Problem statement:
State the number of lines that contain "subtitle", with no other text.

Exercise input:
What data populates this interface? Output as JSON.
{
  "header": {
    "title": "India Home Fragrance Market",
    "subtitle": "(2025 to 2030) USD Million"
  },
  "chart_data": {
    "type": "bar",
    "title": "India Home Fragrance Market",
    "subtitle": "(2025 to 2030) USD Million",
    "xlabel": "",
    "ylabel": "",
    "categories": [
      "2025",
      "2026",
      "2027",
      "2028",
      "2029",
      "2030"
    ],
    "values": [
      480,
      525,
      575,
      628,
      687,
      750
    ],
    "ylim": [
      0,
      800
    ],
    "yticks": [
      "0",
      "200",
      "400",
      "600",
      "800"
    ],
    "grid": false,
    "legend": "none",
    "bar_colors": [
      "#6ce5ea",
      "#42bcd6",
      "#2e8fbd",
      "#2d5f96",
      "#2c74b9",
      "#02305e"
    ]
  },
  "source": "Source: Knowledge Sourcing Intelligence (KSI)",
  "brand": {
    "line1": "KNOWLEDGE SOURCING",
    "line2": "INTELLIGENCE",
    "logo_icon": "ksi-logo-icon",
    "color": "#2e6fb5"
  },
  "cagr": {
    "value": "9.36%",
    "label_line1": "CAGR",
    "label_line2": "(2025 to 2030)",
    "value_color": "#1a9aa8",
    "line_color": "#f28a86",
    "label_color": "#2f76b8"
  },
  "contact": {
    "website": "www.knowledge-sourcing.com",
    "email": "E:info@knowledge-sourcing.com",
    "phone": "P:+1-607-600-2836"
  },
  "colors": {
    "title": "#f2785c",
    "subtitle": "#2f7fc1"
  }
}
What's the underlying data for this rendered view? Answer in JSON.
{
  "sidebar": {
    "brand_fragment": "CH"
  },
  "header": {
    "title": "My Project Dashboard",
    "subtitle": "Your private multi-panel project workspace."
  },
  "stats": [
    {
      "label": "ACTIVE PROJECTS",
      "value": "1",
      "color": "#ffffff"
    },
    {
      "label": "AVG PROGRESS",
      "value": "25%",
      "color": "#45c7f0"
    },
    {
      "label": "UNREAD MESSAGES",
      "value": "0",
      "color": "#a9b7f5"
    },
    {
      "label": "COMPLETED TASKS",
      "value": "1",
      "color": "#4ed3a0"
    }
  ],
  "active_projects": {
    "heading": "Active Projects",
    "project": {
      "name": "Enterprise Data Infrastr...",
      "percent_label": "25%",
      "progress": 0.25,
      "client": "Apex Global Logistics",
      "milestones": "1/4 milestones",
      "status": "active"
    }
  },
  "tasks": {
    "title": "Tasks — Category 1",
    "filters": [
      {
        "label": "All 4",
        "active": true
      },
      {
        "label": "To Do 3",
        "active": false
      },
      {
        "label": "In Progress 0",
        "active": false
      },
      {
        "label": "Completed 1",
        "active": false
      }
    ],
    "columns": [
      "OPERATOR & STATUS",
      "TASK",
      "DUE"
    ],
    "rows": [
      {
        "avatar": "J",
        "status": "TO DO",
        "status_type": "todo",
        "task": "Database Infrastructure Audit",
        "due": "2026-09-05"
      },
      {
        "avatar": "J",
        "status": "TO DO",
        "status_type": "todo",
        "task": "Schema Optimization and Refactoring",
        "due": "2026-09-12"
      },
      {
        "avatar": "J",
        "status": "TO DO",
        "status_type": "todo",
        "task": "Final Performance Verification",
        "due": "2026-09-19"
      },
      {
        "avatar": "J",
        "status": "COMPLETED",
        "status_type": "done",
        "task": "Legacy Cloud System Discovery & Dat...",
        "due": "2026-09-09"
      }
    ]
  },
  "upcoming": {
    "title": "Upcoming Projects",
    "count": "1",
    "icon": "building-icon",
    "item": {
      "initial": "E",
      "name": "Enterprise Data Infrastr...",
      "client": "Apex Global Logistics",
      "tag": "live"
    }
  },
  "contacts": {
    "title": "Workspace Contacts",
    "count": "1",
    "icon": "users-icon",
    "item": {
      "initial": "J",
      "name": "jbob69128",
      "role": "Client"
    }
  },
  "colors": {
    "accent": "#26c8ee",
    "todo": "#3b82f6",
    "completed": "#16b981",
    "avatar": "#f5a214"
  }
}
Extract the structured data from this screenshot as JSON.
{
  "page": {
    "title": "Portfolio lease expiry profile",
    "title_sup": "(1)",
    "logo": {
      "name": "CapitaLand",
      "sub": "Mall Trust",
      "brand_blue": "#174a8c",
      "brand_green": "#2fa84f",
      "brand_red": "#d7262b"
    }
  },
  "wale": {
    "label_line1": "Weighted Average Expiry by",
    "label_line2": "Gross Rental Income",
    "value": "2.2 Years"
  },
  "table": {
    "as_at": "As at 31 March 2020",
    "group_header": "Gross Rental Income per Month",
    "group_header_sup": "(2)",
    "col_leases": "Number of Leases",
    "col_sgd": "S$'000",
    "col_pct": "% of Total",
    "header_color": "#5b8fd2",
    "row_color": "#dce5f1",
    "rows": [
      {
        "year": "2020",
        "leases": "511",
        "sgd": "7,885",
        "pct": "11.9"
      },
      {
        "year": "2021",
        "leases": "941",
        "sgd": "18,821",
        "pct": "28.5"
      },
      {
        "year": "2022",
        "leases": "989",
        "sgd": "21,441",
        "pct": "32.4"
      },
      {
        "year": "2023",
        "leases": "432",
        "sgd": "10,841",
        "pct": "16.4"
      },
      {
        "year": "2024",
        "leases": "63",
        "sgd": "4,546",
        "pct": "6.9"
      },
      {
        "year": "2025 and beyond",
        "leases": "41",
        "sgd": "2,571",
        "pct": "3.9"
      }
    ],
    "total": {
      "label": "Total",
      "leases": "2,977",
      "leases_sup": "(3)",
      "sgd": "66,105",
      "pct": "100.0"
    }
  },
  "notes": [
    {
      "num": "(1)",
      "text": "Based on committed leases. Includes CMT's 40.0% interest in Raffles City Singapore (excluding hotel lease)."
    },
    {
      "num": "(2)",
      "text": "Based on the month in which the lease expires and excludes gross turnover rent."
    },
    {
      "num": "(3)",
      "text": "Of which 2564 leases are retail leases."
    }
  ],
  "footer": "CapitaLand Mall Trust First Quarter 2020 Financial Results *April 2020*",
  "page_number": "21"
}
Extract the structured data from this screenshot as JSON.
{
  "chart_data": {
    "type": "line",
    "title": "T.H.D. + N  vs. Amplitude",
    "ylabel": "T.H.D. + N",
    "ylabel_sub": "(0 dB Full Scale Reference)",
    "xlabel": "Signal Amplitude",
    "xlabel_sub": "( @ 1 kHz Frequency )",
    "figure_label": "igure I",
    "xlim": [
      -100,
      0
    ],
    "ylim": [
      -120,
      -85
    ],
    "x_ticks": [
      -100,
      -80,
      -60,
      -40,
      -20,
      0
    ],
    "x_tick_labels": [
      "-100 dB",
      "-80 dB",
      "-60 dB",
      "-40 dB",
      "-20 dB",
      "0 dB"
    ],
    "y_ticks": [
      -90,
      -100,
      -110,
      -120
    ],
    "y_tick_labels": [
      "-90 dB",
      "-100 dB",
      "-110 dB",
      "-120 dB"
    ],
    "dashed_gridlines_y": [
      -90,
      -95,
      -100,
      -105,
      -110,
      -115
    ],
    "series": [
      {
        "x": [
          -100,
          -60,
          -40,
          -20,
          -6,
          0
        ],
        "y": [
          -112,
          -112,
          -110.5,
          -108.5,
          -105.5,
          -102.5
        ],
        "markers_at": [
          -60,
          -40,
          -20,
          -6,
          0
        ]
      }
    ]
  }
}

Answer below:
4